Task prompt: Copy out the complete listing, word for word.

Task inputs:

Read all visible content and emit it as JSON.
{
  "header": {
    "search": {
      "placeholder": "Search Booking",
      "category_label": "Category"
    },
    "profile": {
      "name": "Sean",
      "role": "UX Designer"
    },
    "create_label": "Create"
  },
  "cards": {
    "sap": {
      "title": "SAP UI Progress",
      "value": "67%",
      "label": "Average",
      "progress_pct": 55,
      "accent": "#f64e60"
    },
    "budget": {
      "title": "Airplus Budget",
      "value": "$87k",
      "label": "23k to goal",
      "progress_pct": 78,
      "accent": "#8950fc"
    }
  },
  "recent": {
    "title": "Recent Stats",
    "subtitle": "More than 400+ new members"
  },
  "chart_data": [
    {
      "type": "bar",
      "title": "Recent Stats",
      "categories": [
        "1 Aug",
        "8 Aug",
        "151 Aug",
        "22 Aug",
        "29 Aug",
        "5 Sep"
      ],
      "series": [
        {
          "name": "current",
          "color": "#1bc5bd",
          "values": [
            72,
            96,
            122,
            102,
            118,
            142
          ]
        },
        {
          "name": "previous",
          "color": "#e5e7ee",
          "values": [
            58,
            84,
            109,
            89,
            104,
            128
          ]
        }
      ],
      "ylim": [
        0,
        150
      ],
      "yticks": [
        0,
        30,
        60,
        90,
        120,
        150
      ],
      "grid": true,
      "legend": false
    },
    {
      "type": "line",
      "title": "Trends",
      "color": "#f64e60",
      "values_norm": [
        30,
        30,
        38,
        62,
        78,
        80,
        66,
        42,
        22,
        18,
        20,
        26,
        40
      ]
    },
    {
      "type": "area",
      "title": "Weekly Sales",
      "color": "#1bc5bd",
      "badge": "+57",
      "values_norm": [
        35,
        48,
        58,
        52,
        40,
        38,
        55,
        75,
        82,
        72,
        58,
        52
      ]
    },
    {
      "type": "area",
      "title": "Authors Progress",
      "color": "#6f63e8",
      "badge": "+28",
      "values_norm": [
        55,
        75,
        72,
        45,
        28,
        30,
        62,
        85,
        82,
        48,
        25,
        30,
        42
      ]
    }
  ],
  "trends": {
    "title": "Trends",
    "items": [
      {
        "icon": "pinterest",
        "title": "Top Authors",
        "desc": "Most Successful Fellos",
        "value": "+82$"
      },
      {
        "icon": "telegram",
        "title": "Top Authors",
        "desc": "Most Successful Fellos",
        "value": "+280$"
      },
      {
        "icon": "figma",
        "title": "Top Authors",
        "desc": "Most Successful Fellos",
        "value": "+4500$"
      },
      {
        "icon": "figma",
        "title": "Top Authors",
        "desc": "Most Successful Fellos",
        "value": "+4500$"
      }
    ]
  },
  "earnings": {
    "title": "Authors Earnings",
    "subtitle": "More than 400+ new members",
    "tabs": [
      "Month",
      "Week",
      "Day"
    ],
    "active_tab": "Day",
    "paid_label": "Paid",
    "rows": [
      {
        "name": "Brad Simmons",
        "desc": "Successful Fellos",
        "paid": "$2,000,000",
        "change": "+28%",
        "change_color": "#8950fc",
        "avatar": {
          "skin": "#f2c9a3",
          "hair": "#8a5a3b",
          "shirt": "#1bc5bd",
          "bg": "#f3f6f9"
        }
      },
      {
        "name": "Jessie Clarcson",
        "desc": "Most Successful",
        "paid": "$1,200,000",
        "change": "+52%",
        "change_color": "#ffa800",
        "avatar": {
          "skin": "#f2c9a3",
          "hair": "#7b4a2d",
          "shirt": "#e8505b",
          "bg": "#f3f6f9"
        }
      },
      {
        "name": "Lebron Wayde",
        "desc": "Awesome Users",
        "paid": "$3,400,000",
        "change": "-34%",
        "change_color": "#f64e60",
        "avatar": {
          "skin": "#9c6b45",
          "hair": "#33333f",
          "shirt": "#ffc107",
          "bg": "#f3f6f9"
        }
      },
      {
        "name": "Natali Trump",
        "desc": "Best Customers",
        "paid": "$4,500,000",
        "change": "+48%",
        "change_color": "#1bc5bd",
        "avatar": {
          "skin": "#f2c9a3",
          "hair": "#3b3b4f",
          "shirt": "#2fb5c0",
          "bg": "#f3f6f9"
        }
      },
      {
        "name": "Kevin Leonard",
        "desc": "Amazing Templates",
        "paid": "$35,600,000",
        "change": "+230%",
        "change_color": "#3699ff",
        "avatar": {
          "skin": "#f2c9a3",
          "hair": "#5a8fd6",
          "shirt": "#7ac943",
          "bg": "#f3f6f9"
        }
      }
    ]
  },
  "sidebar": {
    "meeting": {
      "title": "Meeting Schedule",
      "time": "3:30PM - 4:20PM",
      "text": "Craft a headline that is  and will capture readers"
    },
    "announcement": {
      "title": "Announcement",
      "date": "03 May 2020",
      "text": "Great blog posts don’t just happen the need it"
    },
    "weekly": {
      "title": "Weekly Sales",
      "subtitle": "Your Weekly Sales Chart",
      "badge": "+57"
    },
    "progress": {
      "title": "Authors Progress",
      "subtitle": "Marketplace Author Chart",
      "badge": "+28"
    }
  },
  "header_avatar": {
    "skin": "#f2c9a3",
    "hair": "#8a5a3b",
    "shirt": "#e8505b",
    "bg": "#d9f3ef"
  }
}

Solution below:
Read all visible content and emit it as JSON.
{
  "header": {
    "search": {
      "placeholder": "Search Booking",
      "category_label": "Category"
    },
    "profile": {
      "name": "Sean",
      "role": "UX Designer"
    },
    "create_label": "Create"
  },
  "cards": {
    "sap": {
      "title": "SAP UI Progress",
      "value": "67%",
      "label": "Average",
      "progress_pct": 55,
      "accent": "#f64e60"
    },
    "budget": {
      "title": "Airplus Budget",
      "value": "$87k",
      "label": "23k to goal",
      "progress_pct": 78,
      "accent": "#8950fc"
    }
  },
  "recent": {
    "title": "Recent Stats",
    "subtitle": "More than 400+ new members"
  },
  "chart_data": [
    {
      "type": "bar",
      "title": "Recent Stats",
      "categories": [
        "1 Aug",
        "8 Aug",
        "151 Aug",
        "22 Aug",
        "29 Aug",
        "5 Sep"
      ],
      "series": [
        {
          "name": "current",
          "color": "#1bc5bd",
          "values": [
            72,
            96,
            122,
            102,
            118,
            142
          ]
        },
        {
          "name": "previous",
          "color": "#e5e7ee",
          "values": [
            58,
            84,
            109,
            89,
            104,
            128
          ]
        }
      ],
      "ylim": [
        0,
        150
      ],
      "yticks": [
        0,
        30,
        60,
        90,
        120,
        150
      ],
      "grid": true,
      "legend": false
    },
    {
      "type": "line",
      "title": "Trends",
      "color": "#f64e60",
      "values_norm": [
        30,
        30,
        38,
        62,
        78,
        80,
        66,
        42,
        22,
        18,
        20,
        26,
        40
      ]
    },
    {
      "type": "area",
      "title": "Weekly Sales",
      "color": "#1bc5bd",
      "badge": "+57",
      "values_norm": [
        35,
        48,
        58,
        52,
        40,
        38,
        55,
        75,
        82,
        72,
        58,
        52
      ]
    },
    {
      "type": "area",
      "title": "Authors Progress",
      "color": "#6f63e8",
      "badge": "+28",
      "values_norm": [
        55,
        75,
        72,
        45,
        28,
        30,
        62,
        85,
        82,
        48,
        25,
        30,
        42
      ]
    }
  ],
  "trends": {
    "title": "Trends",
    "items": [
      {
        "icon": "pinterest",
        "title": "Top Authors",
        "desc": "Most Successful Fellos",
        "value": "+82$"
      },
      {
        "icon": "telegram",
        "title": "Top Authors",
        "desc": "Most Successful Fellos",
        "value": "+280$"
      },
      {
        "icon": "figma",
        "title": "Top Authors",
        "desc": "Most Successful Fellos",
        "value": "+4500$"
      },
      {
        "icon": "figma",
        "title": "Top Authors",
        "desc": "Most Successful Fellos",
        "value": "+4500$"
      }
    ]
  },
  "earnings": {
    "title": "Authors Earnings",
    "subtitle": "More than 400+ new members",
    "tabs": [
      "Month",
      "Week",
      "Day"
    ],
    "active_tab": "Day",
    "paid_label": "Paid",
    "rows": [
      {
        "name": "Brad Simmons",
        "desc": "Successful Fellos",
        "paid": "$2,000,000",
        "change": "+28%",
        "change_color": "#8950fc",
        "avatar": {
          "skin": "#f2c9a3",
          "hair": "#8a5a3b",
          "shirt": "#1bc5bd",
          "bg": "#f3f6f9"
        }
      },
      {
        "name": "Jessie Clarcson",
        "desc": "Most Successful",
        "paid": "$1,200,000",
        "change": "+52%",
        "change_color": "#ffa800",
        "avatar": {
          "skin": "#f2c9a3",
          "hair": "#7b4a2d",
          "shirt": "#e8505b",
          "bg": "#f3f6f9"
        }
      },
      {
        "name": "Lebron Wayde",
        "desc": "Awesome Users",
        "paid": "$3,400,000",
        "change": "-34%",
        "change_color": "#f64e60",
        "avatar": {
          "skin": "#9c6b45",
          "hair": "#33333f",
          "shirt": "#ffc107",
          "bg": "#f3f6f9"
        }
      },
      {
        "name": "Natali Trump",
        "desc": "Best Customers",
        "paid": "$4,500,000",
        "change": "+48%",
        "change_color": "#1bc5bd",
        "avatar": {
          "skin": "#f2c9a3",
          "hair": "#3b3b4f",
          "shirt": "#2fb5c0",
          "bg": "#f3f6f9"
        }
      },
      {
        "name": "Kevin Leonard",
        "desc": "Amazing Templates",
        "paid": "$35,600,000",
        "change": "+230%",
        "change_color": "#3699ff",
        "avatar": {
          "skin": "#f2c9a3",
          "hair": "#5a8fd6",
          "shirt": "#7ac943",
          "bg": "#f3f6f9"
        }
      }
    ]
  },
  "sidebar": {
    "meeting": {
      "title": "Meeting Schedule",
      "time": "3:30PM - 4:20PM",
      "text": "Craft a headline that is  and will capture readers"
    },
    "announcement": {
      "title": "Announcement",
      "date": "03 May 2020",
      "text": "Great blog posts don’t just happen the need it"
    },
    "weekly": {
      "title": "Weekly Sales",
      "subtitle": "Your Weekly Sales Chart",
      "badge": "+57"
    },
    "progress": {
      "title": "Authors Progress",
      "subtitle": "Marketplace Author Chart",
      "badge": "+28"
    }
  },
  "header_avatar": {
    "skin": "#f2c9a3",
    "hair": "#8a5a3b",
    "shirt": "#e8505b",
    "bg": "#d9f3ef"
  }
}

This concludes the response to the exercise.